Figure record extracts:
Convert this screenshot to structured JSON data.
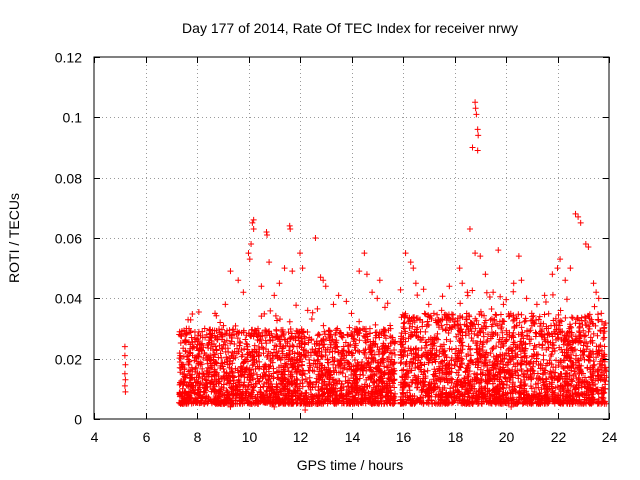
{
  "chart_data": {
    "type": "scatter",
    "title": "Day 177 of 2014, Rate Of TEC Index for receiver nrwy",
    "xlabel": "GPS time / hours",
    "ylabel": "ROTI / TECUs",
    "xlim": [
      4,
      24
    ],
    "ylim": [
      0,
      0.12
    ],
    "x_ticks": [
      "4",
      "6",
      "8",
      "10",
      "12",
      "14",
      "16",
      "18",
      "20",
      "22",
      "24"
    ],
    "y_ticks": [
      "0",
      "0.02",
      "0.04",
      "0.06",
      "0.08",
      "0.1",
      "0.12"
    ],
    "x_tick_values": [
      4,
      6,
      8,
      10,
      12,
      14,
      16,
      18,
      20,
      22,
      24
    ],
    "y_tick_values": [
      0,
      0.02,
      0.04,
      0.06,
      0.07999999,
      0.1,
      0.12
    ],
    "grid": true,
    "marker": "+",
    "color": "#ff0000",
    "series": [
      {
        "name": "ROTI",
        "points": [
          [
            5.2,
            0.024
          ],
          [
            5.2,
            0.021
          ],
          [
            5.22,
            0.018
          ],
          [
            5.2,
            0.015
          ],
          [
            5.22,
            0.013
          ],
          [
            5.2,
            0.011
          ],
          [
            5.22,
            0.009
          ],
          [
            7.35,
            0.021
          ],
          [
            7.4,
            0.018
          ],
          [
            7.45,
            0.015
          ],
          [
            7.5,
            0.012
          ],
          [
            7.55,
            0.009
          ],
          [
            7.6,
            0.006
          ],
          [
            7.7,
            0.022
          ],
          [
            7.8,
            0.017
          ],
          [
            7.9,
            0.013
          ],
          [
            8.0,
            0.019
          ],
          [
            8.1,
            0.015
          ],
          [
            8.2,
            0.025
          ],
          [
            8.3,
            0.03
          ],
          [
            8.5,
            0.028
          ],
          [
            8.7,
            0.035
          ],
          [
            8.9,
            0.032
          ],
          [
            9.1,
            0.038
          ],
          [
            9.3,
            0.049
          ],
          [
            9.6,
            0.046
          ],
          [
            9.8,
            0.042
          ],
          [
            10.0,
            0.055
          ],
          [
            10.05,
            0.053
          ],
          [
            10.1,
            0.058
          ],
          [
            10.15,
            0.065
          ],
          [
            10.2,
            0.066
          ],
          [
            10.2,
            0.063
          ],
          [
            10.5,
            0.044
          ],
          [
            10.7,
            0.062
          ],
          [
            10.72,
            0.061
          ],
          [
            10.8,
            0.052
          ],
          [
            11.0,
            0.041
          ],
          [
            11.2,
            0.045
          ],
          [
            11.4,
            0.05
          ],
          [
            11.6,
            0.064
          ],
          [
            11.62,
            0.063
          ],
          [
            11.7,
            0.049
          ],
          [
            12.0,
            0.055
          ],
          [
            12.1,
            0.05
          ],
          [
            12.3,
            0.036
          ],
          [
            12.6,
            0.06
          ],
          [
            12.8,
            0.047
          ],
          [
            12.9,
            0.046
          ],
          [
            13.0,
            0.044
          ],
          [
            13.3,
            0.038
          ],
          [
            13.5,
            0.041
          ],
          [
            13.8,
            0.039
          ],
          [
            14.0,
            0.035
          ],
          [
            14.3,
            0.049
          ],
          [
            14.5,
            0.055
          ],
          [
            14.6,
            0.048
          ],
          [
            14.8,
            0.042
          ],
          [
            15.0,
            0.04
          ],
          [
            15.1,
            0.046
          ],
          [
            15.3,
            0.037
          ],
          [
            15.5,
            0.031
          ],
          [
            12.2,
            0.003
          ],
          [
            9.3,
            0.004
          ],
          [
            11.0,
            0.004
          ],
          [
            16.1,
            0.055
          ],
          [
            16.3,
            0.052
          ],
          [
            16.4,
            0.05
          ],
          [
            16.5,
            0.045
          ],
          [
            16.8,
            0.043
          ],
          [
            17.0,
            0.038
          ],
          [
            17.2,
            0.035
          ],
          [
            17.5,
            0.036
          ],
          [
            17.8,
            0.044
          ],
          [
            18.2,
            0.05
          ],
          [
            18.3,
            0.045
          ],
          [
            18.5,
            0.042
          ],
          [
            18.6,
            0.063
          ],
          [
            18.7,
            0.09
          ],
          [
            18.8,
            0.105
          ],
          [
            18.82,
            0.103
          ],
          [
            18.85,
            0.101
          ],
          [
            18.9,
            0.096
          ],
          [
            18.92,
            0.094
          ],
          [
            18.9,
            0.089
          ],
          [
            18.8,
            0.055
          ],
          [
            19.0,
            0.054
          ],
          [
            19.2,
            0.048
          ],
          [
            19.5,
            0.042
          ],
          [
            19.7,
            0.056
          ],
          [
            19.9,
            0.038
          ],
          [
            20.2,
            0.004
          ],
          [
            20.3,
            0.045
          ],
          [
            20.5,
            0.054
          ],
          [
            20.6,
            0.046
          ],
          [
            20.8,
            0.04
          ],
          [
            21.0,
            0.035
          ],
          [
            21.2,
            0.038
          ],
          [
            21.5,
            0.041
          ],
          [
            21.8,
            0.048
          ],
          [
            22.0,
            0.05
          ],
          [
            22.1,
            0.053
          ],
          [
            22.3,
            0.046
          ],
          [
            22.5,
            0.05
          ],
          [
            22.7,
            0.068
          ],
          [
            22.8,
            0.067
          ],
          [
            22.9,
            0.065
          ],
          [
            23.1,
            0.058
          ],
          [
            23.2,
            0.057
          ],
          [
            23.4,
            0.045
          ],
          [
            23.5,
            0.042
          ],
          [
            23.6,
            0.04
          ],
          [
            23.7,
            0.035
          ],
          [
            23.8,
            0.02
          ],
          [
            23.4,
            0.009
          ]
        ],
        "dense_band": {
          "description": "continuous ROTI observations, roughly 0.005-0.035 TECU with bursts above",
          "segments": [
            {
              "x_start": 7.3,
              "x_end": 15.7,
              "y_min": 0.005,
              "y_max": 0.03
            },
            {
              "x_start": 15.9,
              "x_end": 23.9,
              "y_min": 0.005,
              "y_max": 0.035
            }
          ]
        }
      }
    ]
  }
}
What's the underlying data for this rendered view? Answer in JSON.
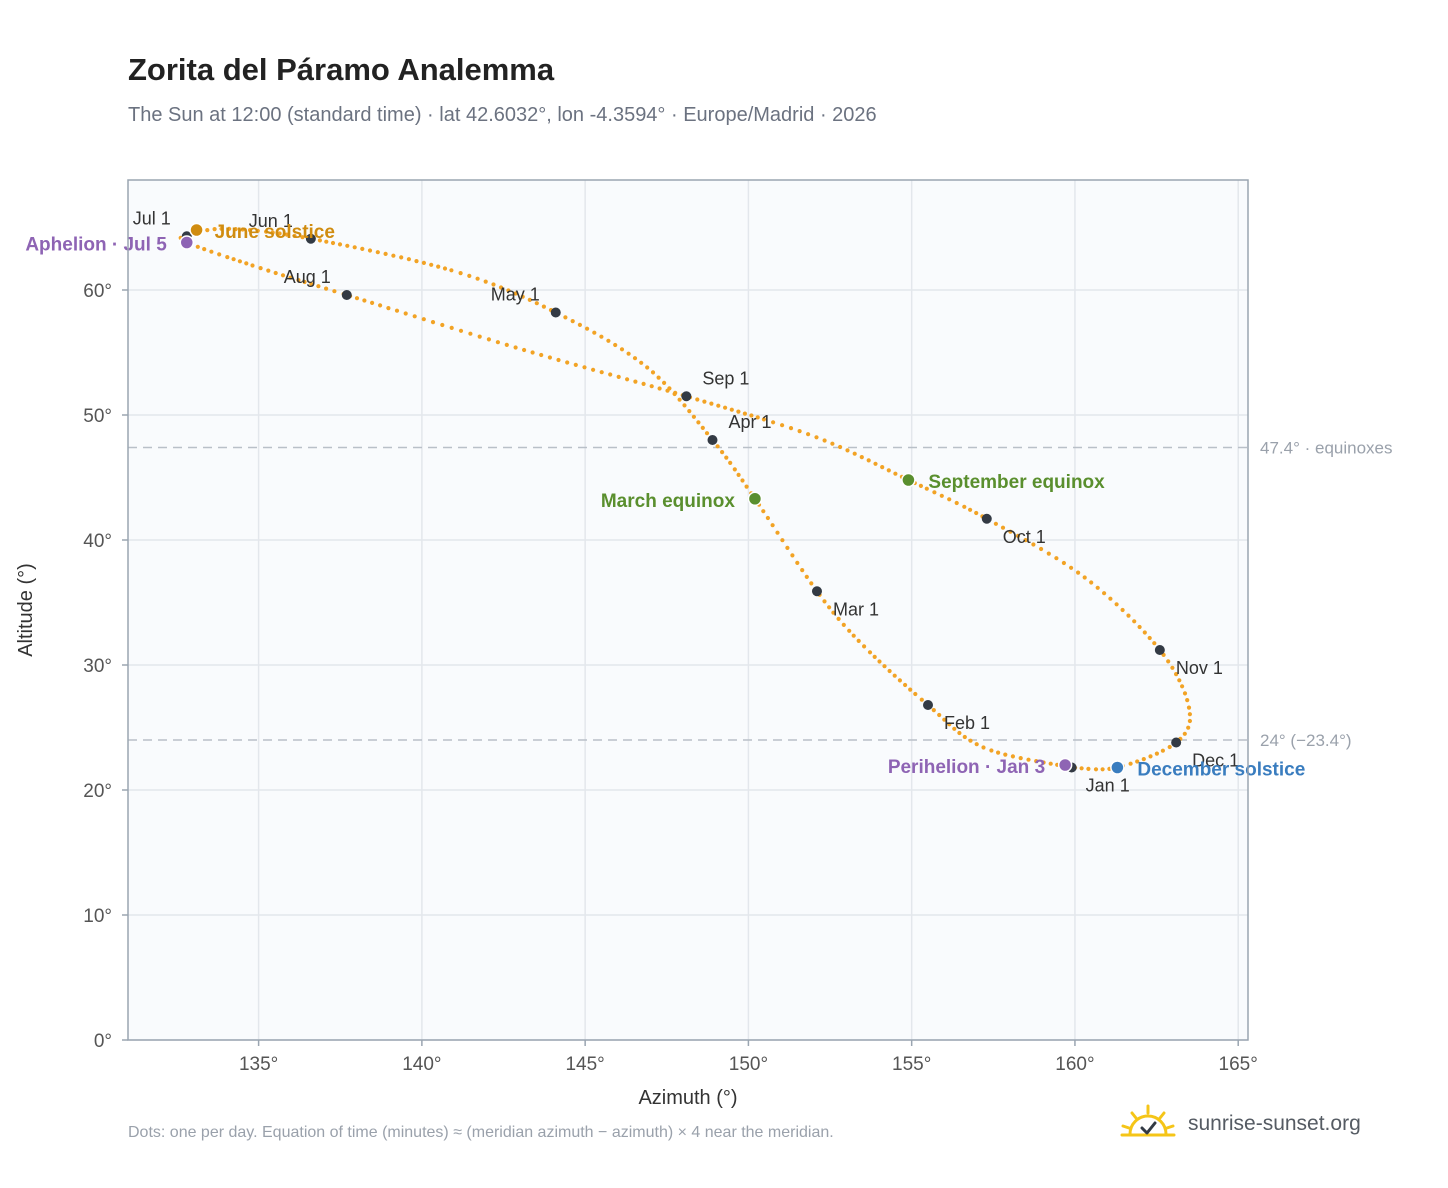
{
  "header": {
    "title": "Zorita del Páramo Analemma",
    "subtitle": "The Sun at 12:00 (standard time) · lat 42.6032°, lon -4.3594° · Europe/Madrid · 2026"
  },
  "footer": {
    "note": "Dots: one per day. Equation of time (minutes) ≈ (meridian azimuth − azimuth) × 4 near the meridian.",
    "brand": "sunrise-sunset.org"
  },
  "colors": {
    "curve": "#f2a325",
    "month_dot": "#333a44",
    "solstice_june": "#d08c10",
    "solstice_december": "#3a7dbf",
    "equinox": "#5a8f2e",
    "apsis": "#8e64b4",
    "grid": "#e3e7ec",
    "plot_bg": "#f9fbfd"
  },
  "chart_data": {
    "type": "scatter",
    "xlabel": "Azimuth (°)",
    "ylabel": "Altitude (°)",
    "xlim": [
      131,
      165.3
    ],
    "ylim": [
      0,
      68.8
    ],
    "xticks": [
      135,
      140,
      145,
      150,
      155,
      160,
      165
    ],
    "yticks": [
      0,
      10,
      20,
      30,
      40,
      50,
      60
    ],
    "x_tick_labels": [
      "135°",
      "140°",
      "145°",
      "150°",
      "155°",
      "160°",
      "165°"
    ],
    "y_tick_labels": [
      "0°",
      "10°",
      "20°",
      "30°",
      "40°",
      "50°",
      "60°"
    ],
    "grid": true,
    "reference_lines": [
      {
        "y": 47.4,
        "label": "47.4° · equinoxes"
      },
      {
        "y": 24.0,
        "label": "24° (−23.4°)"
      }
    ],
    "months": [
      {
        "label": "Jan 1",
        "x": 159.9,
        "y": 21.8
      },
      {
        "label": "Feb 1",
        "x": 155.5,
        "y": 26.8
      },
      {
        "label": "Mar 1",
        "x": 152.1,
        "y": 35.9
      },
      {
        "label": "Apr 1",
        "x": 148.9,
        "y": 48.0
      },
      {
        "label": "May 1",
        "x": 144.1,
        "y": 58.2
      },
      {
        "label": "Jun 1",
        "x": 136.6,
        "y": 64.1
      },
      {
        "label": "Jul 1",
        "x": 132.8,
        "y": 64.3
      },
      {
        "label": "Aug 1",
        "x": 137.7,
        "y": 59.6
      },
      {
        "label": "Sep 1",
        "x": 148.1,
        "y": 51.5
      },
      {
        "label": "Oct 1",
        "x": 157.3,
        "y": 41.7
      },
      {
        "label": "Nov 1",
        "x": 162.6,
        "y": 31.2
      },
      {
        "label": "Dec 1",
        "x": 163.1,
        "y": 23.8
      }
    ],
    "events": [
      {
        "label": "June solstice",
        "x": 133.1,
        "y": 64.8,
        "kind": "solstice_june"
      },
      {
        "label": "Aphelion · Jul 5",
        "x": 132.8,
        "y": 63.8,
        "kind": "apsis"
      },
      {
        "label": "March equinox",
        "x": 150.2,
        "y": 43.3,
        "kind": "equinox"
      },
      {
        "label": "September equinox",
        "x": 154.9,
        "y": 44.8,
        "kind": "equinox"
      },
      {
        "label": "Perihelion · Jan 3",
        "x": 159.7,
        "y": 22.0,
        "kind": "apsis"
      },
      {
        "label": "December solstice",
        "x": 161.3,
        "y": 21.8,
        "kind": "solstice_december"
      }
    ],
    "curve": [
      {
        "x": 159.9,
        "y": 21.8
      },
      {
        "x": 157.2,
        "y": 23.4
      },
      {
        "x": 155.5,
        "y": 26.8
      },
      {
        "x": 153.5,
        "y": 31.6
      },
      {
        "x": 152.1,
        "y": 35.9
      },
      {
        "x": 150.2,
        "y": 43.3
      },
      {
        "x": 148.9,
        "y": 48.0
      },
      {
        "x": 146.9,
        "y": 53.8
      },
      {
        "x": 144.1,
        "y": 58.2
      },
      {
        "x": 141.0,
        "y": 61.5
      },
      {
        "x": 136.6,
        "y": 64.1
      },
      {
        "x": 134.0,
        "y": 64.9
      },
      {
        "x": 132.8,
        "y": 64.3
      },
      {
        "x": 132.8,
        "y": 63.8
      },
      {
        "x": 135.0,
        "y": 61.8
      },
      {
        "x": 137.7,
        "y": 59.6
      },
      {
        "x": 143.0,
        "y": 55.3
      },
      {
        "x": 148.1,
        "y": 51.5
      },
      {
        "x": 152.0,
        "y": 48.3
      },
      {
        "x": 154.9,
        "y": 44.8
      },
      {
        "x": 157.3,
        "y": 41.7
      },
      {
        "x": 160.3,
        "y": 37.0
      },
      {
        "x": 162.6,
        "y": 31.2
      },
      {
        "x": 163.5,
        "y": 26.5
      },
      {
        "x": 163.1,
        "y": 23.8
      },
      {
        "x": 161.3,
        "y": 21.8
      },
      {
        "x": 159.9,
        "y": 21.8
      }
    ]
  }
}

#### GOAL
Your answer should be a single number: the count of lines in the data that include the word "ROTI".

#### SOLUTION TO THIS PROBLEM
3